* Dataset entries
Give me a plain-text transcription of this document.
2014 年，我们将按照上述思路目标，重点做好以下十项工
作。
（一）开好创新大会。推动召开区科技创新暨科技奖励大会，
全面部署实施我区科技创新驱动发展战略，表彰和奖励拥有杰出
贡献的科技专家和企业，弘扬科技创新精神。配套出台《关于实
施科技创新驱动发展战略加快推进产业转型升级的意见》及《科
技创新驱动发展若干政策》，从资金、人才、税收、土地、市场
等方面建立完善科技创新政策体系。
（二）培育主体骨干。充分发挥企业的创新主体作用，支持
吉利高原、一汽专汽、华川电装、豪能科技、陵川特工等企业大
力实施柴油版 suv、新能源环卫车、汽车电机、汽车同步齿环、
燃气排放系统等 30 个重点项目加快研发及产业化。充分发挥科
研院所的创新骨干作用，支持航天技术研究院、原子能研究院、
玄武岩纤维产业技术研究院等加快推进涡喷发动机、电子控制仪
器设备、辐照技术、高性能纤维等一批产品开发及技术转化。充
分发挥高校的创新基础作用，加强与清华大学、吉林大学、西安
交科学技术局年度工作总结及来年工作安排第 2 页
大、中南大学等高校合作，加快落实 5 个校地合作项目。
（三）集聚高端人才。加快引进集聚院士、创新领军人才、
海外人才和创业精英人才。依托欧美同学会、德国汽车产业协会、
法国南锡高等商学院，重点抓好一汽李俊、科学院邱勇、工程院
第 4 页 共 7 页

* PROBLEM TO WORK ON
Transcribe every entry exactly.

* PROBLEM SOLUTION
Give me a plain-text transcription of this document.
2014 年，我们将按照上述思路目标，重点做好以下十项工
作。
（一）开好创新大会。推动召开区科技创新暨科技奖励大会，
全面部署实施我区科技创新驱动发展战略，表彰和奖励拥有杰出
贡献的科技专家和企业，弘扬科技创新精神。配套出台《关于实
施科技创新驱动发展战略加快推进产业转型升级的意见》及《科
技创新驱动发展若干政策》，从资金、人才、税收、土地、市场
等方面建立完善科技创新政策体系。
（二）培育主体骨干。充分发挥企业的创新主体作用，支持
吉利高原、一汽专汽、华川电装、豪能科技、陵川特工等企业大
力实施柴油版 suv、新能源环卫车、汽车电机、汽车同步齿环、
燃气排放系统等 30 个重点项目加快研发及产业化。充分发挥科
研院所的创新骨干作用，支持航天技术研究院、原子能研究院、
玄武岩纤维产业技术研究院等加快推进涡喷发动机、电子控制仪
器设备、辐照技术、高性能纤维等一批产品开发及技术转化。充
分发挥高校的创新基础作用，加强与清华大学、吉林大学、西安
交科学技术局年度工作总结及来年工作安排第 2 页
大、中南大学等高校合作，加快落实 5 个校地合作项目。
（三）集聚高端人才。加快引进集聚院士、创新领军人才、
海外人才和创业精英人才。依托欧美同学会、德国汽车产业协会、
法国南锡高等商学院，重点抓好一汽李俊、科学院邱勇、工程院
第 4 页 共 7 页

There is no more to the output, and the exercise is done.